■ **ENTRIES**
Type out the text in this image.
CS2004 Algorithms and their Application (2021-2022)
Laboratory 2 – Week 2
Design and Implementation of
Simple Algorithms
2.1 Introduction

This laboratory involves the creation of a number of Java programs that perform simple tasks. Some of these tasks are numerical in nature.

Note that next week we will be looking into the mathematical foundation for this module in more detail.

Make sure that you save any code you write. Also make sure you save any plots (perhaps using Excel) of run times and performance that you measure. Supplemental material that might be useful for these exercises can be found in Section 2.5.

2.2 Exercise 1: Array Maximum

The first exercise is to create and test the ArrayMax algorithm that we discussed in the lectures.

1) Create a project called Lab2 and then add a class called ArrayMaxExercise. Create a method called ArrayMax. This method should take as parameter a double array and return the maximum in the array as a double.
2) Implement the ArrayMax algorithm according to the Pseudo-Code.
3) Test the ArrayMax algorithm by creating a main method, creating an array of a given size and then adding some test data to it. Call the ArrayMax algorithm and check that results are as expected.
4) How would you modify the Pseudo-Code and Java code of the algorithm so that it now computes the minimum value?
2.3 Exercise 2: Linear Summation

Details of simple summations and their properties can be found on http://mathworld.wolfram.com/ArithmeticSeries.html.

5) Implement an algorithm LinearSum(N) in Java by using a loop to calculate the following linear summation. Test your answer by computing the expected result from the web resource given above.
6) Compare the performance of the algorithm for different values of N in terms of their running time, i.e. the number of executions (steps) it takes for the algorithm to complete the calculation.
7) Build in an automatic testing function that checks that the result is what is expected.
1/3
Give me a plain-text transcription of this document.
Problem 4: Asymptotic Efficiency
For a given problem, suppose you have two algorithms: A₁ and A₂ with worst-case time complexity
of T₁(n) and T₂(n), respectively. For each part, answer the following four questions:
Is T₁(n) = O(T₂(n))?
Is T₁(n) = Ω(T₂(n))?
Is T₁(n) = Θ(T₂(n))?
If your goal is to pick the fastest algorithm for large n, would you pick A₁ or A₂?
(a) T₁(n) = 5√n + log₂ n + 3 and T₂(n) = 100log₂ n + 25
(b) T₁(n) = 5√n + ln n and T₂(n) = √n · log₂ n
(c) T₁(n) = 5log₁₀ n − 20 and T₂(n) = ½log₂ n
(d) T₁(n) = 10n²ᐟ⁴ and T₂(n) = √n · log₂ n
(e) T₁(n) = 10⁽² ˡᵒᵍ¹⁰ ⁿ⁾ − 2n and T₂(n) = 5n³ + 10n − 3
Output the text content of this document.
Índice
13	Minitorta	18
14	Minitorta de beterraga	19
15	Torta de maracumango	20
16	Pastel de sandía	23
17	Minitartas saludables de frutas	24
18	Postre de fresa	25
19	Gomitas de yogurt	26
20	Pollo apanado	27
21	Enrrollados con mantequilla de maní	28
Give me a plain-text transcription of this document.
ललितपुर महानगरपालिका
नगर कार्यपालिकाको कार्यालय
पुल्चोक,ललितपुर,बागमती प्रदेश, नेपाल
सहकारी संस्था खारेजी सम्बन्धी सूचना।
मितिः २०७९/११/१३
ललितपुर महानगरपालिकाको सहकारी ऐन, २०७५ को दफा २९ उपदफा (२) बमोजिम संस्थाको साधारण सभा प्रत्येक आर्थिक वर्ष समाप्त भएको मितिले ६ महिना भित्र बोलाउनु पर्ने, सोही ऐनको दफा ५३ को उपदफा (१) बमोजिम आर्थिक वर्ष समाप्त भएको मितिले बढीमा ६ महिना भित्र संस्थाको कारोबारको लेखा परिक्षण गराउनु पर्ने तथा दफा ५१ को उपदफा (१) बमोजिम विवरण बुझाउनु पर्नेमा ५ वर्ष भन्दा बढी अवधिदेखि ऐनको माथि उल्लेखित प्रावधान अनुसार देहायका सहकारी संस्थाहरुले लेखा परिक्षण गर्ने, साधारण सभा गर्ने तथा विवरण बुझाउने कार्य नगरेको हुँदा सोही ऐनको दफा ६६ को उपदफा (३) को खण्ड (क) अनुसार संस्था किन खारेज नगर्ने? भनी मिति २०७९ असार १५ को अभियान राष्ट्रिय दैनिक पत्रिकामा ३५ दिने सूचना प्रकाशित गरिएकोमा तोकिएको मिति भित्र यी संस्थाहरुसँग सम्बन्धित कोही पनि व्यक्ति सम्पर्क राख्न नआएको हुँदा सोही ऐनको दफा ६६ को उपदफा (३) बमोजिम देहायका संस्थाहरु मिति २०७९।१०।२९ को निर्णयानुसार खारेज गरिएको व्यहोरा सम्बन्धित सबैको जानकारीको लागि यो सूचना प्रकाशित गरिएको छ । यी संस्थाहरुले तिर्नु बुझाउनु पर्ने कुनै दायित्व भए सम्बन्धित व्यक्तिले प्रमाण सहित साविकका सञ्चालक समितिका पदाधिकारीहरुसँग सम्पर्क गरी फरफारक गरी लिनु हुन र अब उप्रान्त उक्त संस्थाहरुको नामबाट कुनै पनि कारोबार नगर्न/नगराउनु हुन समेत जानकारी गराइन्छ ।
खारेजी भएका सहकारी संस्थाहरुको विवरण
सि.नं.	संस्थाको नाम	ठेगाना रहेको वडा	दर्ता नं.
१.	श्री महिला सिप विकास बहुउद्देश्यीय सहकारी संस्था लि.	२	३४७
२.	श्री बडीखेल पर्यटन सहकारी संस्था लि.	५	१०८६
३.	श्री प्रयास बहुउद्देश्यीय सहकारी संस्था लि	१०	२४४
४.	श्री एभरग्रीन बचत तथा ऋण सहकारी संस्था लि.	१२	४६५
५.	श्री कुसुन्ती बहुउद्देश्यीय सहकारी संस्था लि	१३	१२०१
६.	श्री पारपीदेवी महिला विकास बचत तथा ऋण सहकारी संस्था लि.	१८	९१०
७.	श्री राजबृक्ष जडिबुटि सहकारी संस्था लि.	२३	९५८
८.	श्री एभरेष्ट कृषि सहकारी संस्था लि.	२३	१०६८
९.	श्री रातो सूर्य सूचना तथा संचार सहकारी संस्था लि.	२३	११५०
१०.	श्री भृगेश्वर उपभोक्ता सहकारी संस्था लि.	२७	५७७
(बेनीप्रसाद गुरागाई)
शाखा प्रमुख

■ **WHAT YOU SHOULD DO**
From the entries above, list each line with "these" in it.

■ **ANSWER**
This laboratory involves the creation of a number of Java programs that perform simple tasks. Some of these tasks are numerical in nature.
Make sure that you save any code you write. Also make sure you save any plots (perhaps using Excel) of run times and performance that you measure. Supplemental material that might be useful for these exercises can be found in Section 2.5.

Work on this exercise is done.